**Action item:** All entries that follow are to be written out verbatim.
━━━━━ Data for this task ━━━━━
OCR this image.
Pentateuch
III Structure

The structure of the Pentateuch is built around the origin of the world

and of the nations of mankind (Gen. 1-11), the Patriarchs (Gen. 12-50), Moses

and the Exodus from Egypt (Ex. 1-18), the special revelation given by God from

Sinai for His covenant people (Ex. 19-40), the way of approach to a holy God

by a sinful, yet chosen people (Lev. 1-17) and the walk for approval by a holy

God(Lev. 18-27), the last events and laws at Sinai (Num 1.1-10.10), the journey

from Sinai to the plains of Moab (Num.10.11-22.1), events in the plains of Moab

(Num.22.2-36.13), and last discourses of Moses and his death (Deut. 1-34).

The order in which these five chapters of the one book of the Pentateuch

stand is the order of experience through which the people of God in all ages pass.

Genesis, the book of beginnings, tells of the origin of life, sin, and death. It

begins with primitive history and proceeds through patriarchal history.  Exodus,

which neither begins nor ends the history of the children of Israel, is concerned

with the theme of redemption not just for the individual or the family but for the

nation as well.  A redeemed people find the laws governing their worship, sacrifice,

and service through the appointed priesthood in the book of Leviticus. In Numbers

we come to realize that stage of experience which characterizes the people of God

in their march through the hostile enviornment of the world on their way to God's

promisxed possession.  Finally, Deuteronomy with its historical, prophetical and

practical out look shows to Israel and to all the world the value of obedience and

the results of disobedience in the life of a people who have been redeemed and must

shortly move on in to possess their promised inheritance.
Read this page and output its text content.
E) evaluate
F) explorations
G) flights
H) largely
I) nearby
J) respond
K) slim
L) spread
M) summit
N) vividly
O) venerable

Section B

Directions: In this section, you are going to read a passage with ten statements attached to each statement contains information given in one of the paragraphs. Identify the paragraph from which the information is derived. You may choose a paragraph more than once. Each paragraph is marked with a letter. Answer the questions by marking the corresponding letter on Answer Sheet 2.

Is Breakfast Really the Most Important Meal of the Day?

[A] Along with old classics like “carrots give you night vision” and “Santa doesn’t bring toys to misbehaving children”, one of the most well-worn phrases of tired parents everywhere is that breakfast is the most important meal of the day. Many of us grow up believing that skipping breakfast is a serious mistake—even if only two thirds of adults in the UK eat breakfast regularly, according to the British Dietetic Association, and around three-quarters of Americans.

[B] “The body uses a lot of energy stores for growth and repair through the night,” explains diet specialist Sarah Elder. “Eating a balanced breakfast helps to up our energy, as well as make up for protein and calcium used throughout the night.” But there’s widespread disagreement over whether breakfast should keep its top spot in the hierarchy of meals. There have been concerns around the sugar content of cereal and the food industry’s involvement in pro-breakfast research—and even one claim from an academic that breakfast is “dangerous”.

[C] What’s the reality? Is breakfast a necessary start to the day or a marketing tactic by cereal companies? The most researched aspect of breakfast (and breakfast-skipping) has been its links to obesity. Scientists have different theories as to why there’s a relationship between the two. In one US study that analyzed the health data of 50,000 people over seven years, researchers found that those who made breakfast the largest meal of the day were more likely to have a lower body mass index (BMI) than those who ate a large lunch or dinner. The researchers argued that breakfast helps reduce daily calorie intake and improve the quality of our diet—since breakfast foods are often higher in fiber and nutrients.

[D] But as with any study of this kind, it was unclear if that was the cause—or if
━━━━━
**Problem solution:**
OCR this image.
Pentateuch
III Structure

The structure of the Pentateuch is built around the origin of the world

and of the nations of mankind (Gen. 1-11), the Patriarchs (Gen. 12-50), Moses

and the Exodus from Egypt (Ex. 1-18), the special revelation given by God from

Sinai for His covenant people (Ex. 19-40), the way of approach to a holy God

by a sinful, yet chosen people (Lev. 1-17) and the walk for approval by a holy

God(Lev. 18-27), the last events and laws at Sinai (Num 1.1-10.10), the journey

from Sinai to the plains of Moab (Num.10.11-22.1), events in the plains of Moab

(Num.22.2-36.13), and last discourses of Moses and his death (Deut. 1-34).

The order in which these five chapters of the one book of the Pentateuch

stand is the order of experience through which the people of God in all ages pass.

Genesis, the book of beginnings, tells of the origin of life, sin, and death. It

begins with primitive history and proceeds through patriarchal history.  Exodus,

which neither begins nor ends the history of the children of Israel, is concerned

with the theme of redemption not just for the individual or the family but for the

nation as well.  A redeemed people find the laws governing their worship, sacrifice,

and service through the appointed priesthood in the book of Leviticus. In Numbers

we come to realize that stage of experience which characterizes the people of God

in their march through the hostile enviornment of the world on their way to God's

promisxed possession.  Finally, Deuteronomy with its historical, prophetical and

practical out look shows to Israel and to all the world the value of obedience and

the results of disobedience in the life of a people who have been redeemed and must

shortly move on in to possess their promised inheritance.
Read this page and output its text content.
E) evaluate
F) explorations
G) flights
H) largely
I) nearby
J) respond
K) slim
L) spread
M) summit
N) vividly
O) venerable

Section B

Directions: In this section, you are going to read a passage with ten statements attached to each statement contains information given in one of the paragraphs. Identify the paragraph from which the information is derived. You may choose a paragraph more than once. Each paragraph is marked with a letter. Answer the questions by marking the corresponding letter on Answer Sheet 2.

Is Breakfast Really the Most Important Meal of the Day?

[A] Along with old classics like “carrots give you night vision” and “Santa doesn’t bring toys to misbehaving children”, one of the most well-worn phrases of tired parents everywhere is that breakfast is the most important meal of the day. Many of us grow up believing that skipping breakfast is a serious mistake—even if only two thirds of adults in the UK eat breakfast regularly, according to the British Dietetic Association, and around three-quarters of Americans.

[B] “The body uses a lot of energy stores for growth and repair through the night,” explains diet specialist Sarah Elder. “Eating a balanced breakfast helps to up our energy, as well as make up for protein and calcium used throughout the night.” But there’s widespread disagreement over whether breakfast should keep its top spot in the hierarchy of meals. There have been concerns around the sugar content of cereal and the food industry’s involvement in pro-breakfast research—and even one claim from an academic that breakfast is “dangerous”.

[C] What’s the reality? Is breakfast a necessary start to the day or a marketing tactic by cereal companies? The most researched aspect of breakfast (and breakfast-skipping) has been its links to obesity. Scientists have different theories as to why there’s a relationship between the two. In one US study that analyzed the health data of 50,000 people over seven years, researchers found that those who made breakfast the largest meal of the day were more likely to have a lower body mass index (BMI) than those who ate a large lunch or dinner. The researchers argued that breakfast helps reduce daily calorie intake and improve the quality of our diet—since breakfast foods are often higher in fiber and nutrients.

[D] But as with any study of this kind, it was unclear if that was the cause—or if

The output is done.